* **INSTRUCTIONS FOR THE TASK**
Tally the lines below that contain "regular". The number is the whole answer.

* **EXCERPTED RECORDS**

◇ ◇ ◇

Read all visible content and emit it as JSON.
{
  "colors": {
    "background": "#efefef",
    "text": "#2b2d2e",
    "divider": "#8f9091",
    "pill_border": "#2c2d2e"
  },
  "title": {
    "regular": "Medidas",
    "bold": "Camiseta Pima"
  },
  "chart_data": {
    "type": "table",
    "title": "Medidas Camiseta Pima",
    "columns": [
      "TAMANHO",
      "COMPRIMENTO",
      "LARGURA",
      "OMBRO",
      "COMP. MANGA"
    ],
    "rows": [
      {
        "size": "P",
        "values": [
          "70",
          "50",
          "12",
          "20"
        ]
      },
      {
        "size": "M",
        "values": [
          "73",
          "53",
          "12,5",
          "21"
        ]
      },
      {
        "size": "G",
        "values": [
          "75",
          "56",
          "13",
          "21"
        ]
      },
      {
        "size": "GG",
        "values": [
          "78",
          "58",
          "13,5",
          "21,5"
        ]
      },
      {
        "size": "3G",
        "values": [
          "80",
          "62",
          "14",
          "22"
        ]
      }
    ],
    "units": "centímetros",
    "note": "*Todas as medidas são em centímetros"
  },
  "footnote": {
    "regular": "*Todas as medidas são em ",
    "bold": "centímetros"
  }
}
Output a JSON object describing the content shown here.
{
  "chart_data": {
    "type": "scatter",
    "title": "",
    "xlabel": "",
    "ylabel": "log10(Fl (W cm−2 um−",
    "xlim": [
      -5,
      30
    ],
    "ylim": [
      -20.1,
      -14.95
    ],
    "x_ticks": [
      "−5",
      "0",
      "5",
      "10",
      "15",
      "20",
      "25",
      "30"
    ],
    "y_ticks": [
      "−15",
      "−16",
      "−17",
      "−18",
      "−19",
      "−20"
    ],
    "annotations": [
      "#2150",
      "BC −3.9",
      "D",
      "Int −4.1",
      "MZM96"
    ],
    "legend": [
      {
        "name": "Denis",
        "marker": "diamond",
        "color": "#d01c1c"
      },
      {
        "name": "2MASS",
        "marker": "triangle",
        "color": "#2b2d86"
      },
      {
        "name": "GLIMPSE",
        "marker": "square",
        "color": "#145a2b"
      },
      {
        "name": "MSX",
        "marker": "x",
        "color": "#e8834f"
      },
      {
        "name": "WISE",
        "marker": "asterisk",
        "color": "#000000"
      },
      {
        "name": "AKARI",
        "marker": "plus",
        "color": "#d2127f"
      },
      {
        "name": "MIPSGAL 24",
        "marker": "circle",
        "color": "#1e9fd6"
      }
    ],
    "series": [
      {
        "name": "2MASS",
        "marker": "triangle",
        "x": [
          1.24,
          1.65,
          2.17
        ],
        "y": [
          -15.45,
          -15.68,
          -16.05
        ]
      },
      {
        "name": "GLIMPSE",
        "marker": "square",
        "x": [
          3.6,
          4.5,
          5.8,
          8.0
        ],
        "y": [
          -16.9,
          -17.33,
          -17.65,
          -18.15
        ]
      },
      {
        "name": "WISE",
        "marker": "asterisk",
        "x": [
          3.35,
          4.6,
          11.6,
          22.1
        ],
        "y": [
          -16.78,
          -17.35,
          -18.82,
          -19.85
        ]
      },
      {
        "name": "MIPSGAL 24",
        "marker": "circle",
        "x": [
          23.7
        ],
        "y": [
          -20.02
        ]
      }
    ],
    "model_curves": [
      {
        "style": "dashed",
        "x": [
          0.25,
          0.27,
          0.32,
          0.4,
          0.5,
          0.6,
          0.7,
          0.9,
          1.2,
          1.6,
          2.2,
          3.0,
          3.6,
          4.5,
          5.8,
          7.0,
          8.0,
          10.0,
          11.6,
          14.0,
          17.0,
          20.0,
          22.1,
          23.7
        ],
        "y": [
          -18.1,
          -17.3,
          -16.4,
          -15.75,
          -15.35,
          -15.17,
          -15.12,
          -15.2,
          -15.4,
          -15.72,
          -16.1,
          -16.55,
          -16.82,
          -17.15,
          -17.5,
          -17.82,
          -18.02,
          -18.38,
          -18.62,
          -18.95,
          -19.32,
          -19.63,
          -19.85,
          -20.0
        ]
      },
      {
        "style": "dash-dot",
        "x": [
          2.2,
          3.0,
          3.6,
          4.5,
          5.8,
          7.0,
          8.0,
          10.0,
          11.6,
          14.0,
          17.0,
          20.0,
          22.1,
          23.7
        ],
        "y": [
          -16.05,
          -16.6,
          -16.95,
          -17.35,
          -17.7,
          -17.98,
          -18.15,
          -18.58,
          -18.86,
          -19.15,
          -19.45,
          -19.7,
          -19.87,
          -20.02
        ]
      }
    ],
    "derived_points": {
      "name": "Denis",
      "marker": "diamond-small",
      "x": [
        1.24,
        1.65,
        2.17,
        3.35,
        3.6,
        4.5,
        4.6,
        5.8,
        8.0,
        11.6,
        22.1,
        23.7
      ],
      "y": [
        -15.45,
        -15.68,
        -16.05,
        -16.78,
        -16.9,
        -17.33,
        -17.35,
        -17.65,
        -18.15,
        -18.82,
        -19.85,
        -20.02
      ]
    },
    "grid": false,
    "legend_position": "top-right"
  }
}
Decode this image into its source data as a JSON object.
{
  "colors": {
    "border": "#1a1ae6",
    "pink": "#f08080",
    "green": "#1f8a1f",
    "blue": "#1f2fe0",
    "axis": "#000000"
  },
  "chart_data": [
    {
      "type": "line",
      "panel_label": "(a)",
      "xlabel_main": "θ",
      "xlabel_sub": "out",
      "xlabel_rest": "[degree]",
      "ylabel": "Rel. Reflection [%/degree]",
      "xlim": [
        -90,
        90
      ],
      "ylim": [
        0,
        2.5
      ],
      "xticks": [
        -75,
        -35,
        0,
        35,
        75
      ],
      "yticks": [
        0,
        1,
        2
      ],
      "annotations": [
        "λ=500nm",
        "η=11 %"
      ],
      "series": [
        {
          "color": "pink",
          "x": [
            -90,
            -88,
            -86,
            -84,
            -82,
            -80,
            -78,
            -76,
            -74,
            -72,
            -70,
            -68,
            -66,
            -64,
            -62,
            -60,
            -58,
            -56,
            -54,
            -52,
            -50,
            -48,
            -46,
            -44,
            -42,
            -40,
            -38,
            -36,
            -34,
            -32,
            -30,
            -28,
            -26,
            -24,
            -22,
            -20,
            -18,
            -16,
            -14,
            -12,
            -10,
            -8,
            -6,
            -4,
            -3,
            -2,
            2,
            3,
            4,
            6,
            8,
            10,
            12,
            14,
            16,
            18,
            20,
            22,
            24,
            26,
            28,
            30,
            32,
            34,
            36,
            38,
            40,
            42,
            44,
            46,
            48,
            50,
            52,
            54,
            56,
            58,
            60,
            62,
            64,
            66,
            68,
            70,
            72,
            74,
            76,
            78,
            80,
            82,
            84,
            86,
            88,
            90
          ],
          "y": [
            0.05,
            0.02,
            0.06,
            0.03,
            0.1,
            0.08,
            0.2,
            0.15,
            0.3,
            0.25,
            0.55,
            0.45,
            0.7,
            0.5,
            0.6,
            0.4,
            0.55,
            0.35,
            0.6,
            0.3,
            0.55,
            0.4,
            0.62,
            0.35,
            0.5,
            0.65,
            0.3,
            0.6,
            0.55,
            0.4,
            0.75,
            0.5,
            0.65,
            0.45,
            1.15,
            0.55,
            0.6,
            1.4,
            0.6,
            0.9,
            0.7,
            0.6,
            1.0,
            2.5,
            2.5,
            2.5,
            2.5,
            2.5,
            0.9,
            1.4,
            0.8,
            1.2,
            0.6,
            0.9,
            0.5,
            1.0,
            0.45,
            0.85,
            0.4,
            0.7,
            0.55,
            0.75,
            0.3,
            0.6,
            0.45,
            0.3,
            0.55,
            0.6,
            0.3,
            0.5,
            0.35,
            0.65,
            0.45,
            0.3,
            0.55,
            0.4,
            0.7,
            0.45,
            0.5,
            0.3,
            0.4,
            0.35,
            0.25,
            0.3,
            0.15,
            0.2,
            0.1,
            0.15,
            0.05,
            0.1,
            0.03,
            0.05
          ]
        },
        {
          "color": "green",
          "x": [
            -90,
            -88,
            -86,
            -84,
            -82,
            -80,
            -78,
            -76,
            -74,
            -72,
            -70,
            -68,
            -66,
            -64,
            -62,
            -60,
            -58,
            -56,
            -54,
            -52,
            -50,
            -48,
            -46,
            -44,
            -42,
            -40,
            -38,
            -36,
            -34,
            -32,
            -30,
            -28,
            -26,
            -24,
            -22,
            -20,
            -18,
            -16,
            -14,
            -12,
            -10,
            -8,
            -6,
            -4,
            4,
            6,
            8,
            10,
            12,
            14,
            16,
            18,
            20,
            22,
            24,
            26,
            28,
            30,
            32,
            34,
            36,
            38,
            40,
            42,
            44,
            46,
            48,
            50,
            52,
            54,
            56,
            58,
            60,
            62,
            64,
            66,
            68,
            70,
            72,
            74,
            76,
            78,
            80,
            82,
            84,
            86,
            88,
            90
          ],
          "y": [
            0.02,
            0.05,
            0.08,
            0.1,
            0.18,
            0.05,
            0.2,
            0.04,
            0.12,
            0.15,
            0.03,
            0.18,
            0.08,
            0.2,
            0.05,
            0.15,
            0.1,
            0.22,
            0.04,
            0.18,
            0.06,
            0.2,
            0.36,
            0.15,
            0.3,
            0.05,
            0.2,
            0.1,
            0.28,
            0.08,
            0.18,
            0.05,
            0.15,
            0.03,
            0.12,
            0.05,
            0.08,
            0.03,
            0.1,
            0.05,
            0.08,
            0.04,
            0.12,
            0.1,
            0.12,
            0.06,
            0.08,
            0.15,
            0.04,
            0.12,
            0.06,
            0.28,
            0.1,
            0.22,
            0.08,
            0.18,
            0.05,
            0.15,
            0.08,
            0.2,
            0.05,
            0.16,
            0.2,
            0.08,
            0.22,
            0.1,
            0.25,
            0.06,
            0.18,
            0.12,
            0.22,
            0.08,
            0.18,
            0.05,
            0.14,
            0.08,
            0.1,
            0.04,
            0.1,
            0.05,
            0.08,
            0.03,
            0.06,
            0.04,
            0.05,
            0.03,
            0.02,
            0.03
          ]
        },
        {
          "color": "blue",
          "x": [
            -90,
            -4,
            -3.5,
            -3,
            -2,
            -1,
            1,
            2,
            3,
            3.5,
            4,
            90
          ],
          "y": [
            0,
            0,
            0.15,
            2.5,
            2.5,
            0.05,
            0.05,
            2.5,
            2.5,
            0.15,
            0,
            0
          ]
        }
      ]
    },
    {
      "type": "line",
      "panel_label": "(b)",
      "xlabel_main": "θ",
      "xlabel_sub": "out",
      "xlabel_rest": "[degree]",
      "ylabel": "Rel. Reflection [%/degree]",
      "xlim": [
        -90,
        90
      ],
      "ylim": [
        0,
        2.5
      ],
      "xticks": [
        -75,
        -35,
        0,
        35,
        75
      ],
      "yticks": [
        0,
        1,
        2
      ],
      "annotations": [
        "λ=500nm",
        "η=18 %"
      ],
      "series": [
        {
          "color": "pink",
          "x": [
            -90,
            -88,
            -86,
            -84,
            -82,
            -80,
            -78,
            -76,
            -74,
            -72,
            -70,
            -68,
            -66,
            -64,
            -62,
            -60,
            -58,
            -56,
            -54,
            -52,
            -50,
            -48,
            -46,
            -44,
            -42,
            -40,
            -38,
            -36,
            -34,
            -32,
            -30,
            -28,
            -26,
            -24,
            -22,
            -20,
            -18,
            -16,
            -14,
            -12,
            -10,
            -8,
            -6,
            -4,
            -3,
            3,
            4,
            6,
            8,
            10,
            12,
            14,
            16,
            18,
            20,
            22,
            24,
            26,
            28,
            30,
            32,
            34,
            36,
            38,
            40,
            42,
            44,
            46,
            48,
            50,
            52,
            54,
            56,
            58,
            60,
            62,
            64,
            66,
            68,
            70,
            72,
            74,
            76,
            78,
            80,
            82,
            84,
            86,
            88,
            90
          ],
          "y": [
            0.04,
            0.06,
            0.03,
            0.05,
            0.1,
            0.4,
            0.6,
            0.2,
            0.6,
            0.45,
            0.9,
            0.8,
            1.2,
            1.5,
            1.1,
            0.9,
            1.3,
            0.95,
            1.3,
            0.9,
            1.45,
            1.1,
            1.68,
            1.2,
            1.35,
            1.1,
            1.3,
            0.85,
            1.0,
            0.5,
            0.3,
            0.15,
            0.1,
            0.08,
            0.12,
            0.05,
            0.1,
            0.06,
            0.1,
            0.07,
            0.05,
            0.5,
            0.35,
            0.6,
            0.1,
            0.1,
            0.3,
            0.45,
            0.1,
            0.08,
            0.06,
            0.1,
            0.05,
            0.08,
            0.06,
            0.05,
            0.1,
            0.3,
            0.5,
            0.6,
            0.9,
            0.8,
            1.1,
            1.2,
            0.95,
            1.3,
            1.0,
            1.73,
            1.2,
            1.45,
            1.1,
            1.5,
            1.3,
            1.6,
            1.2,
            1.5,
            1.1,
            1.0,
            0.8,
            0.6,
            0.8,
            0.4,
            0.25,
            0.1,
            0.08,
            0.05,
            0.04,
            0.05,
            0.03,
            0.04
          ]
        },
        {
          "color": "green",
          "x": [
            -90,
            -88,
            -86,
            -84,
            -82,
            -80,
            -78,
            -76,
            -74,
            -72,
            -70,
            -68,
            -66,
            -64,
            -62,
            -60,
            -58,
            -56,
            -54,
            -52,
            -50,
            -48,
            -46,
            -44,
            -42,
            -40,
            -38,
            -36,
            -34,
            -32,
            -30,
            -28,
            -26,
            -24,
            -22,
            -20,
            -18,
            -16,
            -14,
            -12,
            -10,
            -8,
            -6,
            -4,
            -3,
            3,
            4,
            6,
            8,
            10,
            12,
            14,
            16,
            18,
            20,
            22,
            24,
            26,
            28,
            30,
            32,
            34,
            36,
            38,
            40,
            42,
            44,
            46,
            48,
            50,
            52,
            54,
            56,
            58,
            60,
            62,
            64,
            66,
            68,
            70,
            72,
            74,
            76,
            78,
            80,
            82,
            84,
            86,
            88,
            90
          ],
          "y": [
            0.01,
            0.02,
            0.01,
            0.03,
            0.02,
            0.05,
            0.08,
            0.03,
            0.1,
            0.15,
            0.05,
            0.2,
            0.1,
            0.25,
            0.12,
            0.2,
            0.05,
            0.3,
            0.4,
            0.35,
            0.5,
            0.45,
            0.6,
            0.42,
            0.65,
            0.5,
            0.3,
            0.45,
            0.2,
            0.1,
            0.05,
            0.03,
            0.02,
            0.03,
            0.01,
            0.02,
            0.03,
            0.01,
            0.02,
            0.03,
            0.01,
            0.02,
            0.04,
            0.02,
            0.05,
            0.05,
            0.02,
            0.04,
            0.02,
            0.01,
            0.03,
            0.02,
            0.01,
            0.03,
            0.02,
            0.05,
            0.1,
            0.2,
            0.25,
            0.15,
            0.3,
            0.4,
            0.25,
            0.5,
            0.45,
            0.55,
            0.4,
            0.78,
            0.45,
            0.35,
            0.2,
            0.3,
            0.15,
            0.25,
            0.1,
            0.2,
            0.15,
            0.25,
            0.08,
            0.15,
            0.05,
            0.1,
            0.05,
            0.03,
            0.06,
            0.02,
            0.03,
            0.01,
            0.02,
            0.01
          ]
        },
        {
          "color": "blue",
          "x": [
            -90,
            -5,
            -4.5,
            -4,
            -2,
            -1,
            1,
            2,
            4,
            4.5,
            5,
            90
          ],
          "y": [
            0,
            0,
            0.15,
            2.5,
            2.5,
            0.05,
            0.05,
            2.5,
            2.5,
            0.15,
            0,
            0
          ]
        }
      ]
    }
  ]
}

◇ ◇ ◇

* **WRITTEN SOLUTION**
2